Given problem
Look for the string "their" in the lines and copy each line that has it.
>> begin Task material
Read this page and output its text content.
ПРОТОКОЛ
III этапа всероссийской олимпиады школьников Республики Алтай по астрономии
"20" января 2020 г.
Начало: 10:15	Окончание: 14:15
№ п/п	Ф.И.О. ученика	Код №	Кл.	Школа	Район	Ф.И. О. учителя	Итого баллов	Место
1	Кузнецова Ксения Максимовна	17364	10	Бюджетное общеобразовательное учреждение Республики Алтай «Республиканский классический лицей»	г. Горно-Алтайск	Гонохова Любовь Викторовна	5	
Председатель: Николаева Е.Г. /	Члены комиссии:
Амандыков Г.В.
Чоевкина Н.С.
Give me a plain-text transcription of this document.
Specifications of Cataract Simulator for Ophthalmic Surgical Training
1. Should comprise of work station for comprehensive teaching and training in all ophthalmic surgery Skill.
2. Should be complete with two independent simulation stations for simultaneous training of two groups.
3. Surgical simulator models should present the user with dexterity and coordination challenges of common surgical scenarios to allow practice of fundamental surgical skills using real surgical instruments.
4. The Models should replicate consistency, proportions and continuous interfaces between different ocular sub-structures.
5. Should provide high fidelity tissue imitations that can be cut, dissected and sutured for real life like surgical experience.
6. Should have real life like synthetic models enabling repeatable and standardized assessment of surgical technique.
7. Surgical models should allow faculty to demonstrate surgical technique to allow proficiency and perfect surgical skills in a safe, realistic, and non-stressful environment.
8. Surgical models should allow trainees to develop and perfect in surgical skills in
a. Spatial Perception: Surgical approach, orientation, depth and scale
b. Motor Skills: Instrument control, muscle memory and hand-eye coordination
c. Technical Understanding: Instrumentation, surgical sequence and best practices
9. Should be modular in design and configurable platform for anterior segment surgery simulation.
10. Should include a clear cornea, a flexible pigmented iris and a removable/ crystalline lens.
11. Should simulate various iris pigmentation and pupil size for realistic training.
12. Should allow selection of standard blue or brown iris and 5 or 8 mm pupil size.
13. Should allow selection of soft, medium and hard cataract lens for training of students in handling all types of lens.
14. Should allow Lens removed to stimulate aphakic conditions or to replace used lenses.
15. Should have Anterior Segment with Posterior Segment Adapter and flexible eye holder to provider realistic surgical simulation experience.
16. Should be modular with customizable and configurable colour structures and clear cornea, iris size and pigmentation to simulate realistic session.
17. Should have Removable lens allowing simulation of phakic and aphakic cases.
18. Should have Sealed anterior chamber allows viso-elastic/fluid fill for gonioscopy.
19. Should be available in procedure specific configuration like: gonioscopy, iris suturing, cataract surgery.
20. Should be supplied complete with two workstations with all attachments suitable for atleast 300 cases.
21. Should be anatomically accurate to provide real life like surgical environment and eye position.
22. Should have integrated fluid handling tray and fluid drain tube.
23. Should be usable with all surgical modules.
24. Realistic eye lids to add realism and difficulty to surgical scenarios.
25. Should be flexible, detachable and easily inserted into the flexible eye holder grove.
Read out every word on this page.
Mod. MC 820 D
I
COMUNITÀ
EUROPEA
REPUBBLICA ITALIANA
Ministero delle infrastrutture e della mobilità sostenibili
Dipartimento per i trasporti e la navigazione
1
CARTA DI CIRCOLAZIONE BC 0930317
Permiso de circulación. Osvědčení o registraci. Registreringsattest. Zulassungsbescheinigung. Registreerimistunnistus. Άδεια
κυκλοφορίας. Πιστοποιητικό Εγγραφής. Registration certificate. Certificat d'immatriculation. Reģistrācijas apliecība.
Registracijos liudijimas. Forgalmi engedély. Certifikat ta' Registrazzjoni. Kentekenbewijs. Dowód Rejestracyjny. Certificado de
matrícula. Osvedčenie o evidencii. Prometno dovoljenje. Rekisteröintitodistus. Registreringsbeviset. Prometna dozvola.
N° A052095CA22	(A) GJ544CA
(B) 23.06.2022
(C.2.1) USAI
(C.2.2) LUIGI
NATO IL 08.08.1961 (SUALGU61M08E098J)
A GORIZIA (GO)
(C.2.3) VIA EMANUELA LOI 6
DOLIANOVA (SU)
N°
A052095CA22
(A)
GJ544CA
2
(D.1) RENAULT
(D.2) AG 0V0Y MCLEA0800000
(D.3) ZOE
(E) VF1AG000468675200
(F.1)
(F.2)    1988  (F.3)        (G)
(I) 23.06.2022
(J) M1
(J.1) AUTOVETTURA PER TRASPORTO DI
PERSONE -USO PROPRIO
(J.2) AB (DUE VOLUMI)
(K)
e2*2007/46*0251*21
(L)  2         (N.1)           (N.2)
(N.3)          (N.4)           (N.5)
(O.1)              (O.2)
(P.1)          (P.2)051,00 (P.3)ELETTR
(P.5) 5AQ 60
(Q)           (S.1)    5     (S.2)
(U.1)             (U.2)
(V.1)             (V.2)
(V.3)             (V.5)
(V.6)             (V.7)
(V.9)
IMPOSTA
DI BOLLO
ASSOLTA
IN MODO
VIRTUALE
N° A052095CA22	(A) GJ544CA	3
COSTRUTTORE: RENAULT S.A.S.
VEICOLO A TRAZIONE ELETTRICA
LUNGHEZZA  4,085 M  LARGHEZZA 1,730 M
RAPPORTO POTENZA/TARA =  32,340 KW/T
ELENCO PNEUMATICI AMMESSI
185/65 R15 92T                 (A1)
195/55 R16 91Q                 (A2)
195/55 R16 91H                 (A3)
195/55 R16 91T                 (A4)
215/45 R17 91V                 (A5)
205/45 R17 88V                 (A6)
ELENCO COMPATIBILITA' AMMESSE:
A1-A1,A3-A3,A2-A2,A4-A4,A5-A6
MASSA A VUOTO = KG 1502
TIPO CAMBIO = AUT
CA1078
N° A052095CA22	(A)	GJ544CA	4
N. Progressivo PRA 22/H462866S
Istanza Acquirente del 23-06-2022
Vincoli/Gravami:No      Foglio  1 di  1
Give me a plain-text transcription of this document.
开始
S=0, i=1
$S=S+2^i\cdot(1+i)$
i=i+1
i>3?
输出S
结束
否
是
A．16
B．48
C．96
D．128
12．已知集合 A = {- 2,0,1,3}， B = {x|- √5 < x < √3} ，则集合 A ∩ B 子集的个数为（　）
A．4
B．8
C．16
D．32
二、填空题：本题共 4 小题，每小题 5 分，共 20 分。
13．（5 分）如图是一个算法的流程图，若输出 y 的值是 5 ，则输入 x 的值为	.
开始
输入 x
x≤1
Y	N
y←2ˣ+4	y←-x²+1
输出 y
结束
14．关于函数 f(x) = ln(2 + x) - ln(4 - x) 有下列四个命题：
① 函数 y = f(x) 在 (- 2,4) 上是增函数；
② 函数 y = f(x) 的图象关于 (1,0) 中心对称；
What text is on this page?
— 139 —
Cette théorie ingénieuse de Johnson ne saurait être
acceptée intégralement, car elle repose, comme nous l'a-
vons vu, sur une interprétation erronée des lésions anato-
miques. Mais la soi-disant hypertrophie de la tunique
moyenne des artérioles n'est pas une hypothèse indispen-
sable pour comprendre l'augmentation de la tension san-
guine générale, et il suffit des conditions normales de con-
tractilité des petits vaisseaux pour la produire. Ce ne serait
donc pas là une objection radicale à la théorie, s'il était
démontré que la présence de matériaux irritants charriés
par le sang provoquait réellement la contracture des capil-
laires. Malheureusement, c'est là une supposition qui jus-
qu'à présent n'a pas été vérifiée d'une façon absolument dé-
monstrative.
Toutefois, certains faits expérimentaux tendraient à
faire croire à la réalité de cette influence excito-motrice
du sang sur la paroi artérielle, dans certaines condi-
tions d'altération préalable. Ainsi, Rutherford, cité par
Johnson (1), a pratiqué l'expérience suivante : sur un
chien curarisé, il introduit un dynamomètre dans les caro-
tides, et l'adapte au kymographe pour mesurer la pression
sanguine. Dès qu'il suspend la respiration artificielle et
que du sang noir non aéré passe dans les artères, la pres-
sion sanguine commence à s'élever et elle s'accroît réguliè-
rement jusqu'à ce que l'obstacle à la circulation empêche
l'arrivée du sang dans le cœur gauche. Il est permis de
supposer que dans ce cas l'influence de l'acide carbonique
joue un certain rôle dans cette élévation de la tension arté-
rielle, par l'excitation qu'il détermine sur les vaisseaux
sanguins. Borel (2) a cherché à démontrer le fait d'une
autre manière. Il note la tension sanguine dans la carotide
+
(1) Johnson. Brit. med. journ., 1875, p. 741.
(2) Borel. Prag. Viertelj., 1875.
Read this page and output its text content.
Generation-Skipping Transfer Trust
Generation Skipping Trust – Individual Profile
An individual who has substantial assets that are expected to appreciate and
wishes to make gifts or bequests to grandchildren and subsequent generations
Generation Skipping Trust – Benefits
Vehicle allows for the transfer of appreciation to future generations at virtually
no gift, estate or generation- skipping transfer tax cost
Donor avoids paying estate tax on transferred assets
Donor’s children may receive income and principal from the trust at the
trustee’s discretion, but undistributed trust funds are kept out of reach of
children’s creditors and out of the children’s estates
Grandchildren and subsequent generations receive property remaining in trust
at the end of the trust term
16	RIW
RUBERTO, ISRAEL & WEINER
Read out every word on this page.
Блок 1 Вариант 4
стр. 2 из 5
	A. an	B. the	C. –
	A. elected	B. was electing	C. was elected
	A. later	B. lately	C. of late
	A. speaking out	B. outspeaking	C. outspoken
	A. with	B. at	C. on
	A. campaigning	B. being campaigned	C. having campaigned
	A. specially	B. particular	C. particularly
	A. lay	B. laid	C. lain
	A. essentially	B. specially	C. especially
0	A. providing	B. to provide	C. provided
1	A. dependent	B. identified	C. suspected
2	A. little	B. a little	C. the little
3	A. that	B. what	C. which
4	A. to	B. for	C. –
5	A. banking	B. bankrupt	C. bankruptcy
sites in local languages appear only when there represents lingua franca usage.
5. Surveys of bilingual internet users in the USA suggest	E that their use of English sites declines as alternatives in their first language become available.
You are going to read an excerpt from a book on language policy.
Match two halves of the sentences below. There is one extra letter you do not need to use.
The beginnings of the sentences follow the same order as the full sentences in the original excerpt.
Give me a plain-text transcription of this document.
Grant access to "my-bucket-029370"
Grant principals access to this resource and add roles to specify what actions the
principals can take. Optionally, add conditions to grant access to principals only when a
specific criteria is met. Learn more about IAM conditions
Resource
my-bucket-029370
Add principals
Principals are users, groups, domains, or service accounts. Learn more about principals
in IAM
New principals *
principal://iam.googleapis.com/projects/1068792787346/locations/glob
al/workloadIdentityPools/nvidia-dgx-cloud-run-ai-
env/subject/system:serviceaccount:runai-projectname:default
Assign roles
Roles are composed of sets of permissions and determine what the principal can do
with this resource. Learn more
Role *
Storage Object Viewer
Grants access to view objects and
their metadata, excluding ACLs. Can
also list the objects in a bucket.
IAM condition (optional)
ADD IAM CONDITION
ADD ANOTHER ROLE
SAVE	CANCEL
>> end Task material
Response below
5. Surveys of bilingual internet users in the USA suggest	E that their use of English sites declines as alternatives in their first language become available.
their metadata, excluding ACLs. Can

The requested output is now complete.